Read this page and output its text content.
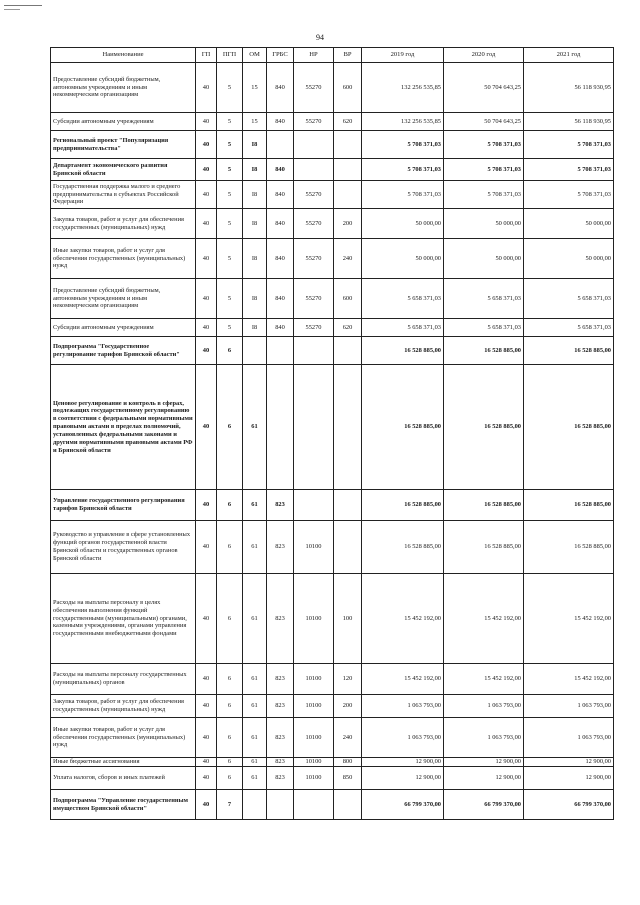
94
Наименование	ГП	ПГП	ОМ	ГРБС	НР	ВР	2019 год	2020 год	2021 год
Предоставление субсидий бюджетным, автономным учреждениям и иным некоммерческим организациям	40	5	15	840	55270	600	132 256 535,85	50 704 643,25	56 118 930,95
Субсидии автономным учреждениям	40	5	15	840	55270	620	132 256 535,85	50 704 643,25	56 118 930,95
Региональный проект "Популяризация предпринимательства"	40	5	I8				5 708 371,03	5 708 371,03	5 708 371,03
Департамент экономического развития Брянской области	40	5	I8	840			5 708 371,03	5 708 371,03	5 708 371,03
Государственная поддержка малого и среднего предпринимательства в субъектах Российской Федерации	40	5	I8	840	55270		5 708 371,03	5 708 371,03	5 708 371,03
Закупка товаров, работ и услуг для обеспечения государственных (муниципальных) нужд	40	5	I8	840	55270	200	50 000,00	50 000,00	50 000,00
Иные закупки товаров, работ и услуг для обеспечения государственных (муниципальных) нужд	40	5	I8	840	55270	240	50 000,00	50 000,00	50 000,00
Предоставление субсидий бюджетным, автономным учреждениям и иным некоммерческим организациям	40	5	I8	840	55270	600	5 658 371,03	5 658 371,03	5 658 371,03
Субсидии автономным учреждениям	40	5	I8	840	55270	620	5 658 371,03	5 658 371,03	5 658 371,03
Подпрограмма "Государственное регулирование тарифов Брянской области"	40	6					16 528 885,00	16 528 885,00	16 528 885,00
Ценовое регулирование и контроль в сферах, подлежащих государственному регулированию в соответствии с федеральными нормативными правовыми актами в пределах полномочий, установленных федеральными законами и другими нормативными правовыми актами РФ и Брянской области	40	6	61				16 528 885,00	16 528 885,00	16 528 885,00
Управление государственного регулирования тарифов Брянской области	40	6	61	823			16 528 885,00	16 528 885,00	16 528 885,00
Руководство и управление в сфере установленных функций органов государственной власти Брянской области и государственных органов Брянской области	40	6	61	823	10100		16 528 885,00	16 528 885,00	16 528 885,00
Расходы на выплаты персоналу в целях обеспечения выполнения функций государственными (муниципальными) органами, казенными учреждениями, органами управления государственными внебюджетными фондами	40	6	61	823	10100	100	15 452 192,00	15 452 192,00	15 452 192,00
Расходы на выплаты персоналу государственных (муниципальных) органов	40	6	61	823	10100	120	15 452 192,00	15 452 192,00	15 452 192,00
Закупка товаров, работ и услуг для обеспечения государственных (муниципальных) нужд	40	6	61	823	10100	200	1 063 793,00	1 063 793,00	1 063 793,00
Иные закупки товаров, работ и услуг для обеспечения государственных (муниципальных) нужд	40	6	61	823	10100	240	1 063 793,00	1 063 793,00	1 063 793,00
Иные бюджетные ассигнования	40	6	61	823	10100	800	12 900,00	12 900,00	12 900,00
Уплата налогов, сборов и иных платежей	40	6	61	823	10100	850	12 900,00	12 900,00	12 900,00
Подпрограмма "Управление государственным имуществом Брянской области"	40	7					66 799 370,00	66 799 370,00	66 799 370,00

..........

# REQUIREMENTS
Repeat every record precisely. Any picture among them stays out of the copy.

# RESPONSE FOR THIS EXERCISE
Read this page and output its text content.
94
Наименование	ГП	ПГП	ОМ	ГРБС	НР	ВР	2019 год	2020 год	2021 год
Предоставление субсидий бюджетным, автономным учреждениям и иным некоммерческим организациям	40	5	15	840	55270	600	132 256 535,85	50 704 643,25	56 118 930,95
Субсидии автономным учреждениям	40	5	15	840	55270	620	132 256 535,85	50 704 643,25	56 118 930,95
Региональный проект "Популяризация предпринимательства"	40	5	I8				5 708 371,03	5 708 371,03	5 708 371,03
Департамент экономического развития Брянской области	40	5	I8	840			5 708 371,03	5 708 371,03	5 708 371,03
Государственная поддержка малого и среднего предпринимательства в субъектах Российской Федерации	40	5	I8	840	55270		5 708 371,03	5 708 371,03	5 708 371,03
Закупка товаров, работ и услуг для обеспечения государственных (муниципальных) нужд	40	5	I8	840	55270	200	50 000,00	50 000,00	50 000,00
Иные закупки товаров, работ и услуг для обеспечения государственных (муниципальных) нужд	40	5	I8	840	55270	240	50 000,00	50 000,00	50 000,00
Предоставление субсидий бюджетным, автономным учреждениям и иным некоммерческим организациям	40	5	I8	840	55270	600	5 658 371,03	5 658 371,03	5 658 371,03
Субсидии автономным учреждениям	40	5	I8	840	55270	620	5 658 371,03	5 658 371,03	5 658 371,03
Подпрограмма "Государственное регулирование тарифов Брянской области"	40	6					16 528 885,00	16 528 885,00	16 528 885,00
Ценовое регулирование и контроль в сферах, подлежащих государственному регулированию в соответствии с федеральными нормативными правовыми актами в пределах полномочий, установленных федеральными законами и другими нормативными правовыми актами РФ и Брянской области	40	6	61				16 528 885,00	16 528 885,00	16 528 885,00
Управление государственного регулирования тарифов Брянской области	40	6	61	823			16 528 885,00	16 528 885,00	16 528 885,00
Руководство и управление в сфере установленных функций органов государственной власти Брянской области и государственных органов Брянской области	40	6	61	823	10100		16 528 885,00	16 528 885,00	16 528 885,00
Расходы на выплаты персоналу в целях обеспечения выполнения функций государственными (муниципальными) органами, казенными учреждениями, органами управления государственными внебюджетными фондами	40	6	61	823	10100	100	15 452 192,00	15 452 192,00	15 452 192,00
Расходы на выплаты персоналу государственных (муниципальных) органов	40	6	61	823	10100	120	15 452 192,00	15 452 192,00	15 452 192,00
Закупка товаров, работ и услуг для обеспечения государственных (муниципальных) нужд	40	6	61	823	10100	200	1 063 793,00	1 063 793,00	1 063 793,00
Иные закупки товаров, работ и услуг для обеспечения государственных (муниципальных) нужд	40	6	61	823	10100	240	1 063 793,00	1 063 793,00	1 063 793,00
Иные бюджетные ассигнования	40	6	61	823	10100	800	12 900,00	12 900,00	12 900,00
Уплата налогов, сборов и иных платежей	40	6	61	823	10100	850	12 900,00	12 900,00	12 900,00
Подпрограмма "Управление государственным имуществом Брянской области"	40	7					66 799 370,00	66 799 370,00	66 799 370,00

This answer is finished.